Return the whole listing, keeping every character the same.
■ ■ ■ ■ ■
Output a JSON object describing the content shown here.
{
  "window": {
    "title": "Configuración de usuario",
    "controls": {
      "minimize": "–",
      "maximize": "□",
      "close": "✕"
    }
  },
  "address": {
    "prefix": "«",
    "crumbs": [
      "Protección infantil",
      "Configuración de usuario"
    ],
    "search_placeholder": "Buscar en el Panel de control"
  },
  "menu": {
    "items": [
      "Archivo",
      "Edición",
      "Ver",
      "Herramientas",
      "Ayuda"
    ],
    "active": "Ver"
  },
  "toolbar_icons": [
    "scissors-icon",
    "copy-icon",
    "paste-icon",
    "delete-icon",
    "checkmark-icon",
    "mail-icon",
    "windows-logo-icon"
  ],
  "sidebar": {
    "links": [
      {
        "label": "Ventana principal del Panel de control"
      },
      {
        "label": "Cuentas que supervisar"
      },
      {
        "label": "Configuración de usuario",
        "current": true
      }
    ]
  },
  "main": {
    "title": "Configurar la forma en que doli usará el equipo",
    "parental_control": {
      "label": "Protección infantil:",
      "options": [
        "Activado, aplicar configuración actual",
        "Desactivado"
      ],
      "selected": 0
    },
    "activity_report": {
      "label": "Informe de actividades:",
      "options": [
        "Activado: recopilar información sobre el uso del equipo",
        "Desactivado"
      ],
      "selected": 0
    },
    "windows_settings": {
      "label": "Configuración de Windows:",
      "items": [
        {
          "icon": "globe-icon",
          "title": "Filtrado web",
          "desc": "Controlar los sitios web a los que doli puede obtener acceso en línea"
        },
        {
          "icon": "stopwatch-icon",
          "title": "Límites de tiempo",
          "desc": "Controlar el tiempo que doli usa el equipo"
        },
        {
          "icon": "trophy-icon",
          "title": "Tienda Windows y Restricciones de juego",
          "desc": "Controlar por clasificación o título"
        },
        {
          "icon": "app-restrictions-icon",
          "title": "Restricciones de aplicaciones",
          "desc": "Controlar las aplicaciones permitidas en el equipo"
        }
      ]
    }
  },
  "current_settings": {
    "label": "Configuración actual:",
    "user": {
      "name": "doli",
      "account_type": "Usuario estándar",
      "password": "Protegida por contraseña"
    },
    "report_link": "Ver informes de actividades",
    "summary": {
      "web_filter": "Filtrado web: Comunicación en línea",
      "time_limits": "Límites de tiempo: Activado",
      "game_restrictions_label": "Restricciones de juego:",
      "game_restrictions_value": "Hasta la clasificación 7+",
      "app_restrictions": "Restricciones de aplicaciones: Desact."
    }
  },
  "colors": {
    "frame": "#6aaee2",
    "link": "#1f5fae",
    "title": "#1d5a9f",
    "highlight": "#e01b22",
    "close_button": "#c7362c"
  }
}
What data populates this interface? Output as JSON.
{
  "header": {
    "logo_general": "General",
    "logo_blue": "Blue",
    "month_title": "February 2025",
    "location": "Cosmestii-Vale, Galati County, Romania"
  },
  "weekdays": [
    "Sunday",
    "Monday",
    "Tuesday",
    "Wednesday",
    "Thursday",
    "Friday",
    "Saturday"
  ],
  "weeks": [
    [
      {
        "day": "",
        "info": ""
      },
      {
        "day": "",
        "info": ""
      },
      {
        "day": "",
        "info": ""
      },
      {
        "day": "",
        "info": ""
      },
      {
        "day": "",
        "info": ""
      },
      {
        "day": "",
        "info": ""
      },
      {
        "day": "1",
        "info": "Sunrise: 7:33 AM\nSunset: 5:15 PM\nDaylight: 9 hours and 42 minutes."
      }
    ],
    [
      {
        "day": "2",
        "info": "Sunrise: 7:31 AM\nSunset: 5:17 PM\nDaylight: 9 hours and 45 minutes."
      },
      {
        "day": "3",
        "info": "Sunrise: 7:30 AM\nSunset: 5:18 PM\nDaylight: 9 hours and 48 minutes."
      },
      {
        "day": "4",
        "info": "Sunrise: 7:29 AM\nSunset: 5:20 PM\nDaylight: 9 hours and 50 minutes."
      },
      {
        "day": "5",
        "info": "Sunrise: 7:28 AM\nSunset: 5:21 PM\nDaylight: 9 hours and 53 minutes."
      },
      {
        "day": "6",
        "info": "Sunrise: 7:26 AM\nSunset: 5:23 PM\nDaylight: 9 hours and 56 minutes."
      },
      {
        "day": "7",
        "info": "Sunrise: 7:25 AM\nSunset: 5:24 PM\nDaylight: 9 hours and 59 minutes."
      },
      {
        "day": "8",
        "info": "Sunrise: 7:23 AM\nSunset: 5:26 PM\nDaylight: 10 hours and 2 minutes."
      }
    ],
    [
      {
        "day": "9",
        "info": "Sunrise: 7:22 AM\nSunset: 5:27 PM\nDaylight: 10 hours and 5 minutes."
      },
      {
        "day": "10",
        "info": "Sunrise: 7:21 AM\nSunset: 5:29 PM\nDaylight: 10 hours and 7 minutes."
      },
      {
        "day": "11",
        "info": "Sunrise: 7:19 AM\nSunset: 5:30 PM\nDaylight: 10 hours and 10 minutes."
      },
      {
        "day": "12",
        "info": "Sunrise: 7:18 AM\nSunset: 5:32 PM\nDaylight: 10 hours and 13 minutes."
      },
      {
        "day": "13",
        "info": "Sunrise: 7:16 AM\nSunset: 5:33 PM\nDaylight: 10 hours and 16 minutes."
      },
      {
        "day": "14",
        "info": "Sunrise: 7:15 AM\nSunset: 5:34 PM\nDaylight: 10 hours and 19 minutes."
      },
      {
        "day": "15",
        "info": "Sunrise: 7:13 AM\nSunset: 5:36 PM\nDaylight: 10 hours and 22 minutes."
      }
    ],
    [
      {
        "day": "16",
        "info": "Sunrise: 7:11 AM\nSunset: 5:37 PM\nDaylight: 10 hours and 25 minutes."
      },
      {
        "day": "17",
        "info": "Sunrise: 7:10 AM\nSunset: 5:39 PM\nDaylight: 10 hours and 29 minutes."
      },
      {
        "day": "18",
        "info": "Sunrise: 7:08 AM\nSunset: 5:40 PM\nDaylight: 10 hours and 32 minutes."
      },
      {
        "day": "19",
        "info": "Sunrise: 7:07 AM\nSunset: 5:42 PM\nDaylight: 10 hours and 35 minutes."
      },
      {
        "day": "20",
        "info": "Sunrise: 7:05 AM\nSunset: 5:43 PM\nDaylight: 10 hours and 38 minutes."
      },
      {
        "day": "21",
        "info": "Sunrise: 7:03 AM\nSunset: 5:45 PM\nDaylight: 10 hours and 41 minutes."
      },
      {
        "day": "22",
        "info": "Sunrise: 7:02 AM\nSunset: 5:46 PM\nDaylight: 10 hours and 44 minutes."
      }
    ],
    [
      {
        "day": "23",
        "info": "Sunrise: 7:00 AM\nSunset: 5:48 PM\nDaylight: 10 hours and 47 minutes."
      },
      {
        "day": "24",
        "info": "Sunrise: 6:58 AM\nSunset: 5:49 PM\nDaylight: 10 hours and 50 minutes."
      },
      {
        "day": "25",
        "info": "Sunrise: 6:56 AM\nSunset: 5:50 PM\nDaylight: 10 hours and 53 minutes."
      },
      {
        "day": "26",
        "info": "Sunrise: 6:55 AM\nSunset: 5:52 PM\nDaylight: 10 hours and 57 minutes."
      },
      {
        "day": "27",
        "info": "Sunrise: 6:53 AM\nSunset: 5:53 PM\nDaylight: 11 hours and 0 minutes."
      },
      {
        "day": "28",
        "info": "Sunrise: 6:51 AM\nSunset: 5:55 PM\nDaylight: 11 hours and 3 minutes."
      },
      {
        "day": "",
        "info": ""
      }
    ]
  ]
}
■ ■ ■ ■ ■
### [THE SOLUTION]
Output a JSON object describing the content shown here.
{
  "window": {
    "title": "Configuración de usuario",
    "controls": {
      "minimize": "–",
      "maximize": "□",
      "close": "✕"
    }
  },
  "address": {
    "prefix": "«",
    "crumbs": [
      "Protección infantil",
      "Configuración de usuario"
    ],
    "search_placeholder": "Buscar en el Panel de control"
  },
  "menu": {
    "items": [
      "Archivo",
      "Edición",
      "Ver",
      "Herramientas",
      "Ayuda"
    ],
    "active": "Ver"
  },
  "toolbar_icons": [
    "scissors-icon",
    "copy-icon",
    "paste-icon",
    "delete-icon",
    "checkmark-icon",
    "mail-icon",
    "windows-logo-icon"
  ],
  "sidebar": {
    "links": [
      {
        "label": "Ventana principal del Panel de control"
      },
      {
        "label": "Cuentas que supervisar"
      },
      {
        "label": "Configuración de usuario",
        "current": true
      }
    ]
  },
  "main": {
    "title": "Configurar la forma en que doli usará el equipo",
    "parental_control": {
      "label": "Protección infantil:",
      "options": [
        "Activado, aplicar configuración actual",
        "Desactivado"
      ],
      "selected": 0
    },
    "activity_report": {
      "label": "Informe de actividades:",
      "options": [
        "Activado: recopilar información sobre el uso del equipo",
        "Desactivado"
      ],
      "selected": 0
    },
    "windows_settings": {
      "label": "Configuración de Windows:",
      "items": [
        {
          "icon": "globe-icon",
          "title": "Filtrado web",
          "desc": "Controlar los sitios web a los que doli puede obtener acceso en línea"
        },
        {
          "icon": "stopwatch-icon",
          "title": "Límites de tiempo",
          "desc": "Controlar el tiempo que doli usa el equipo"
        },
        {
          "icon": "trophy-icon",
          "title": "Tienda Windows y Restricciones de juego",
          "desc": "Controlar por clasificación o título"
        },
        {
          "icon": "app-restrictions-icon",
          "title": "Restricciones de aplicaciones",
          "desc": "Controlar las aplicaciones permitidas en el equipo"
        }
      ]
    }
  },
  "current_settings": {
    "label": "Configuración actual:",
    "user": {
      "name": "doli",
      "account_type": "Usuario estándar",
      "password": "Protegida por contraseña"
    },
    "report_link": "Ver informes de actividades",
    "summary": {
      "web_filter": "Filtrado web: Comunicación en línea",
      "time_limits": "Límites de tiempo: Activado",
      "game_restrictions_label": "Restricciones de juego:",
      "game_restrictions_value": "Hasta la clasificación 7+",
      "app_restrictions": "Restricciones de aplicaciones: Desact."
    }
  },
  "colors": {
    "frame": "#6aaee2",
    "link": "#1f5fae",
    "title": "#1d5a9f",
    "highlight": "#e01b22",
    "close_button": "#c7362c"
  }
}
What data populates this interface? Output as JSON.
{
  "header": {
    "logo_general": "General",
    "logo_blue": "Blue",
    "month_title": "February 2025",
    "location": "Cosmestii-Vale, Galati County, Romania"
  },
  "weekdays": [
    "Sunday",
    "Monday",
    "Tuesday",
    "Wednesday",
    "Thursday",
    "Friday",
    "Saturday"
  ],
  "weeks": [
    [
      {
        "day": "",
        "info": ""
      },
      {
        "day": "",
        "info": ""
      },
      {
        "day": "",
        "info": ""
      },
      {
        "day": "",
        "info": ""
      },
      {
        "day": "",
        "info": ""
      },
      {
        "day": "",
        "info": ""
      },
      {
        "day": "1",
        "info": "Sunrise: 7:33 AM\nSunset: 5:15 PM\nDaylight: 9 hours and 42 minutes."
      }
    ],
    [
      {
        "day": "2",
        "info": "Sunrise: 7:31 AM\nSunset: 5:17 PM\nDaylight: 9 hours and 45 minutes."
      },
      {
        "day": "3",
        "info": "Sunrise: 7:30 AM\nSunset: 5:18 PM\nDaylight: 9 hours and 48 minutes."
      },
      {
        "day": "4",
        "info": "Sunrise: 7:29 AM\nSunset: 5:20 PM\nDaylight: 9 hours and 50 minutes."
      },
      {
        "day": "5",
        "info": "Sunrise: 7:28 AM\nSunset: 5:21 PM\nDaylight: 9 hours and 53 minutes."
      },
      {
        "day": "6",
        "info": "Sunrise: 7:26 AM\nSunset: 5:23 PM\nDaylight: 9 hours and 56 minutes."
      },
      {
        "day": "7",
        "info": "Sunrise: 7:25 AM\nSunset: 5:24 PM\nDaylight: 9 hours and 59 minutes."
      },
      {
        "day": "8",
        "info": "Sunrise: 7:23 AM\nSunset: 5:26 PM\nDaylight: 10 hours and 2 minutes."
      }
    ],
    [
      {
        "day": "9",
        "info": "Sunrise: 7:22 AM\nSunset: 5:27 PM\nDaylight: 10 hours and 5 minutes."
      },
      {
        "day": "10",
        "info": "Sunrise: 7:21 AM\nSunset: 5:29 PM\nDaylight: 10 hours and 7 minutes."
      },
      {
        "day": "11",
        "info": "Sunrise: 7:19 AM\nSunset: 5:30 PM\nDaylight: 10 hours and 10 minutes."
      },
      {
        "day": "12",
        "info": "Sunrise: 7:18 AM\nSunset: 5:32 PM\nDaylight: 10 hours and 13 minutes."
      },
      {
        "day": "13",
        "info": "Sunrise: 7:16 AM\nSunset: 5:33 PM\nDaylight: 10 hours and 16 minutes."
      },
      {
        "day": "14",
        "info": "Sunrise: 7:15 AM\nSunset: 5:34 PM\nDaylight: 10 hours and 19 minutes."
      },
      {
        "day": "15",
        "info": "Sunrise: 7:13 AM\nSunset: 5:36 PM\nDaylight: 10 hours and 22 minutes."
      }
    ],
    [
      {
        "day": "16",
        "info": "Sunrise: 7:11 AM\nSunset: 5:37 PM\nDaylight: 10 hours and 25 minutes."
      },
      {
        "day": "17",
        "info": "Sunrise: 7:10 AM\nSunset: 5:39 PM\nDaylight: 10 hours and 29 minutes."
      },
      {
        "day": "18",
        "info": "Sunrise: 7:08 AM\nSunset: 5:40 PM\nDaylight: 10 hours and 32 minutes."
      },
      {
        "day": "19",
        "info": "Sunrise: 7:07 AM\nSunset: 5:42 PM\nDaylight: 10 hours and 35 minutes."
      },
      {
        "day": "20",
        "info": "Sunrise: 7:05 AM\nSunset: 5:43 PM\nDaylight: 10 hours and 38 minutes."
      },
      {
        "day": "21",
        "info": "Sunrise: 7:03 AM\nSunset: 5:45 PM\nDaylight: 10 hours and 41 minutes."
      },
      {
        "day": "22",
        "info": "Sunrise: 7:02 AM\nSunset: 5:46 PM\nDaylight: 10 hours and 44 minutes."
      }
    ],
    [
      {
        "day": "23",
        "info": "Sunrise: 7:00 AM\nSunset: 5:48 PM\nDaylight: 10 hours and 47 minutes."
      },
      {
        "day": "24",
        "info": "Sunrise: 6:58 AM\nSunset: 5:49 PM\nDaylight: 10 hours and 50 minutes."
      },
      {
        "day": "25",
        "info": "Sunrise: 6:56 AM\nSunset: 5:50 PM\nDaylight: 10 hours and 53 minutes."
      },
      {
        "day": "26",
        "info": "Sunrise: 6:55 AM\nSunset: 5:52 PM\nDaylight: 10 hours and 57 minutes."
      },
      {
        "day": "27",
        "info": "Sunrise: 6:53 AM\nSunset: 5:53 PM\nDaylight: 11 hours and 0 minutes."
      },
      {
        "day": "28",
        "info": "Sunrise: 6:51 AM\nSunset: 5:55 PM\nDaylight: 11 hours and 3 minutes."
      },
      {
        "day": "",
        "info": ""
      }
    ]
  ]
}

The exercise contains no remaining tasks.